> _Exercise inputs_
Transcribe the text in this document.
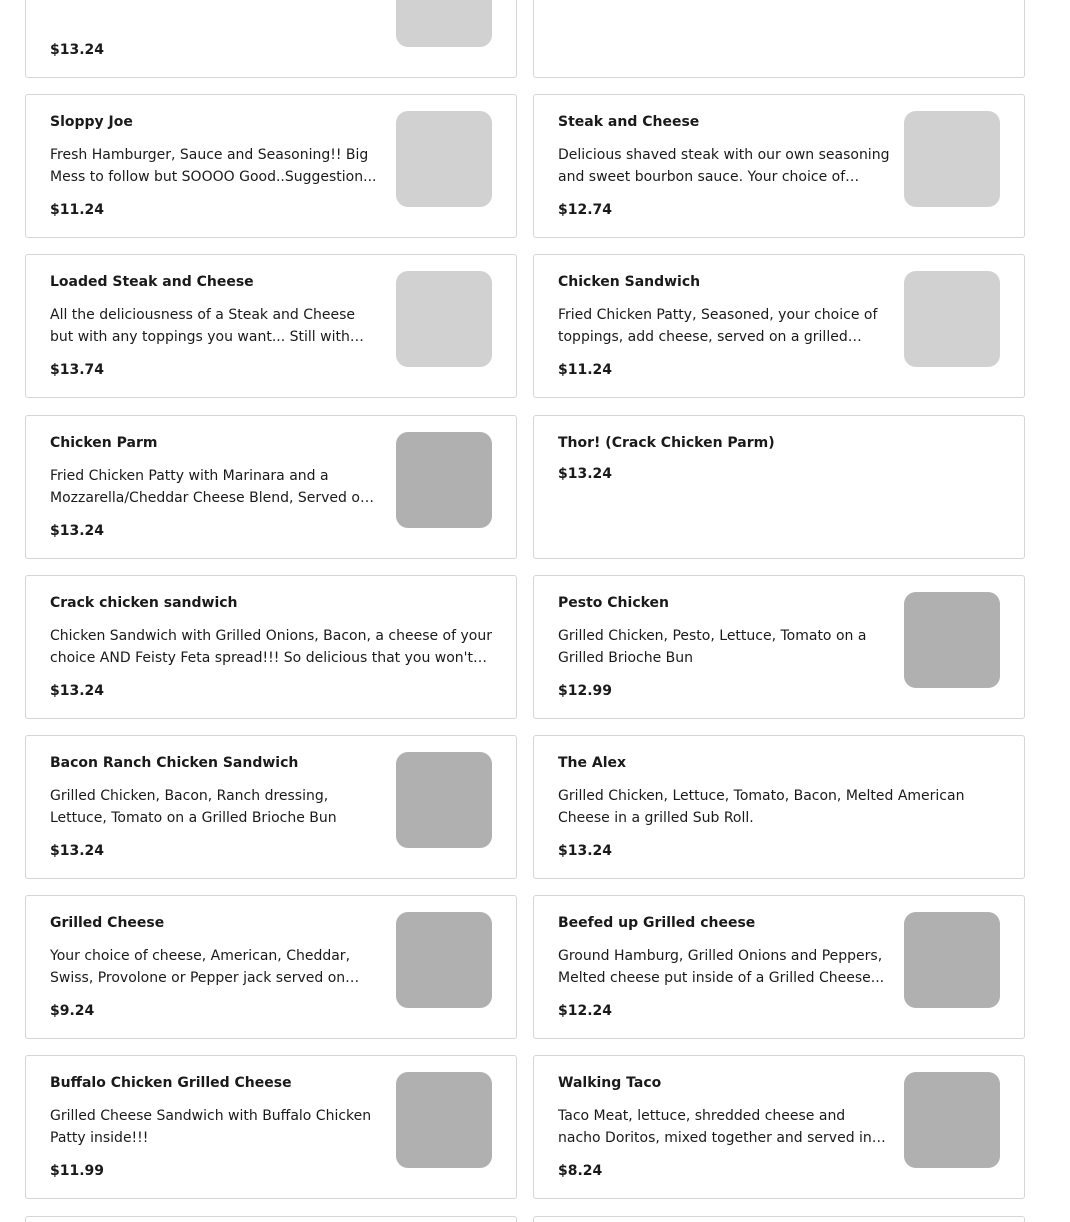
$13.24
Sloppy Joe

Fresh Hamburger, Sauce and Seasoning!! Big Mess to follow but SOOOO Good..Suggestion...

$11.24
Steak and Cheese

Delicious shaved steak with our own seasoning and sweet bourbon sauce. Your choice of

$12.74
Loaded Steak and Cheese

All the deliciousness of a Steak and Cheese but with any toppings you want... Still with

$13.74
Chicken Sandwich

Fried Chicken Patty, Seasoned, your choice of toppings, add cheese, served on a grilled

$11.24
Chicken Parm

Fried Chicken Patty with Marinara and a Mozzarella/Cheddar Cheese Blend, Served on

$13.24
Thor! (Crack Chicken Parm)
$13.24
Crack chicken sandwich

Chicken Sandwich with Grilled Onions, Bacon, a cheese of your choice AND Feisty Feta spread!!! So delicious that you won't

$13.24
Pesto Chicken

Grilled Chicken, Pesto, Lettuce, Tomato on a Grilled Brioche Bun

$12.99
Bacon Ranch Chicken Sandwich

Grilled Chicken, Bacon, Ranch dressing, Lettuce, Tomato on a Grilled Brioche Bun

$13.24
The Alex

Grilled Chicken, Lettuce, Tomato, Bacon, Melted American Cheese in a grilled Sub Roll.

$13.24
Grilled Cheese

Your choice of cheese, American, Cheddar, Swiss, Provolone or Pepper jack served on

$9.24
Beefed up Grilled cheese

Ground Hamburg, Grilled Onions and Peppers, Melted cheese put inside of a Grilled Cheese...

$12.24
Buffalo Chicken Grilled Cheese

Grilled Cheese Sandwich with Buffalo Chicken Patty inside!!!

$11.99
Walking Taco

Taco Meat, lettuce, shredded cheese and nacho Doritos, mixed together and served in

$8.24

* * *

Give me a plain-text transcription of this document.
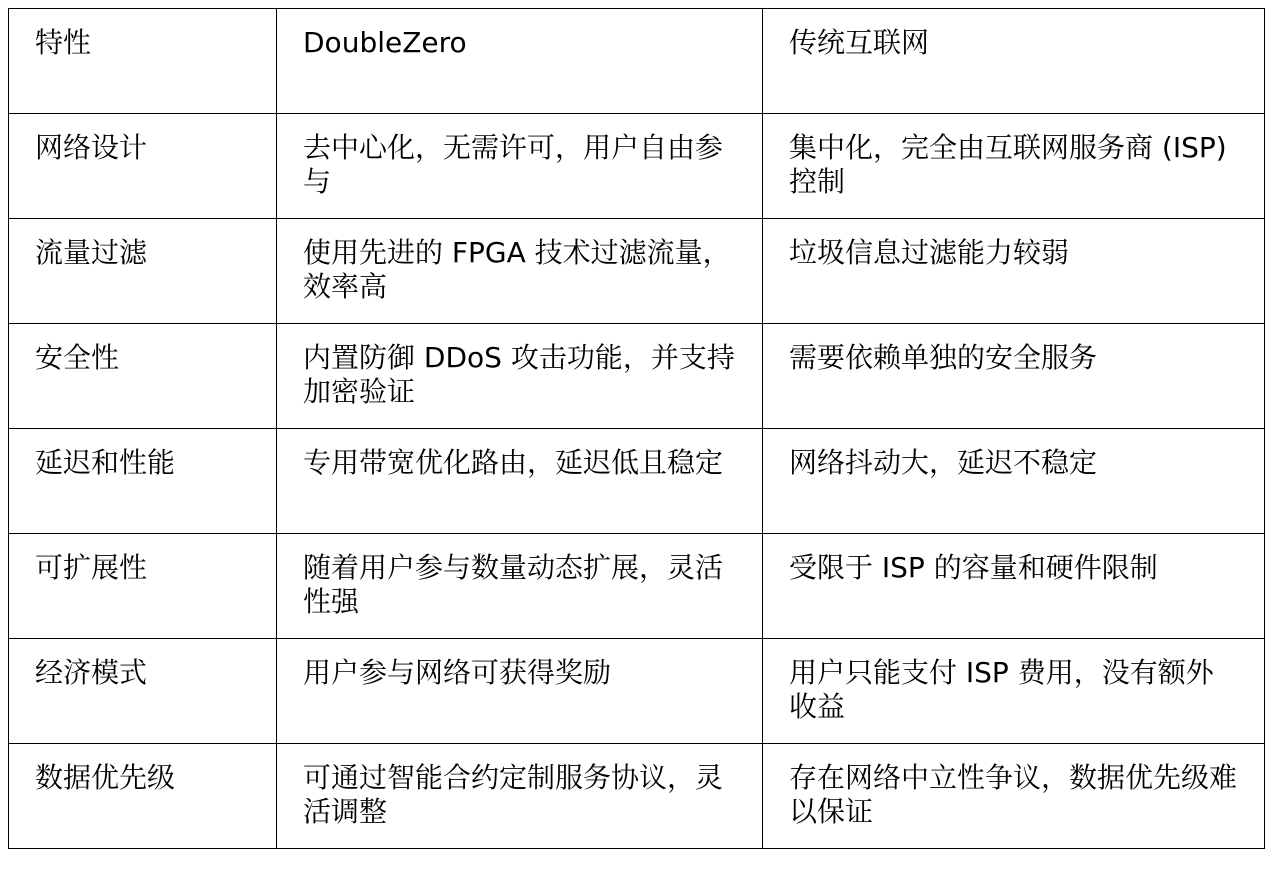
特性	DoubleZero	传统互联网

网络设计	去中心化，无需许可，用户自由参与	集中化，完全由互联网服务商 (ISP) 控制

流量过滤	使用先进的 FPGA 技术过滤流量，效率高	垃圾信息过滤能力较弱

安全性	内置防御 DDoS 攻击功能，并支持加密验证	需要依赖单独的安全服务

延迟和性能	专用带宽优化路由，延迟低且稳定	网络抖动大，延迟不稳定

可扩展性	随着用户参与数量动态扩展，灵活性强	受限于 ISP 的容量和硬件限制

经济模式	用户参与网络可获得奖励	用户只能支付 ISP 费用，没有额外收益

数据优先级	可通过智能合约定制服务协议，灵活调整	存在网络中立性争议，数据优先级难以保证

> _Exercise requirements_
Search the listing above for the string "Patty". Copy every line that contains it.

> _Written response_
Fried Chicken Patty, Seasoned, your choice of toppings, add cheese, served on a grilled
Fried Chicken Patty with Marinara and a Mozzarella/Cheddar Cheese Blend, Served on
Grilled Cheese Sandwich with Buffalo Chicken Patty inside!!!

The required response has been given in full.